▶ **Problem**
Search the data for the string "Степного" and gather each line it is in.

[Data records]
★ ★ ★
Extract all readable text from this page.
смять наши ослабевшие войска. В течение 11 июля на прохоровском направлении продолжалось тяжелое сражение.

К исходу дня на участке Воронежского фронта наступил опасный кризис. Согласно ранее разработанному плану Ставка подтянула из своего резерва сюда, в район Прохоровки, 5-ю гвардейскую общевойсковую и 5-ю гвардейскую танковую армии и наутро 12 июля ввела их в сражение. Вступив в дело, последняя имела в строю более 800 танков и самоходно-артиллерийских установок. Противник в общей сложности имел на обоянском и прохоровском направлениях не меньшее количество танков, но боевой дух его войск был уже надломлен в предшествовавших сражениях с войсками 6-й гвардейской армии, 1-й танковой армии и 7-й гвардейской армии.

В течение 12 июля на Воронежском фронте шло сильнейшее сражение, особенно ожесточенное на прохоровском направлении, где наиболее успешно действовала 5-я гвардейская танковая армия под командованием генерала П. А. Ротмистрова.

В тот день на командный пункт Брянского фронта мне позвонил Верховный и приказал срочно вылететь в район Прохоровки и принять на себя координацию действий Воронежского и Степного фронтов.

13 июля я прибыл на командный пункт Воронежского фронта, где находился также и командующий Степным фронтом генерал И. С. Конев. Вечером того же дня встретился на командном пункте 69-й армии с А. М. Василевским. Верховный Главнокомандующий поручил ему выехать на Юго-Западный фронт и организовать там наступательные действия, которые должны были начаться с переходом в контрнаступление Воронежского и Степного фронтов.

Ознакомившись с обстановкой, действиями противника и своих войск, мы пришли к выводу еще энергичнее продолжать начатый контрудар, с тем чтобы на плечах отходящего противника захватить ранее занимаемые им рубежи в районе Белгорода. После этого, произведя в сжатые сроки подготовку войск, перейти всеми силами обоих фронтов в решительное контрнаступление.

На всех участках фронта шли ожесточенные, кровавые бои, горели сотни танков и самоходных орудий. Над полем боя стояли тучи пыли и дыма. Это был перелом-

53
★ ★ ★
▶ **Exercise solution**
В тот день на командный пункт Брянского фронта мне позвонил Верховный и приказал срочно вылететь в район Прохоровки и принять на себя координацию действий Воронежского и Степного фронтов.
13 июля я прибыл на командный пункт Воронежского фронта, где находился также и командующий Степным фронтом генерал И. С. Конев. Вечером того же дня встретился на командном пункте 69-й армии с А. М. Василевским. Верховный Главнокомандующий поручил ему выехать на Юго-Западный фронт и организовать там наступательные действия, которые должны были начаться с переходом в контрнаступление Воронежского и Степного фронтов.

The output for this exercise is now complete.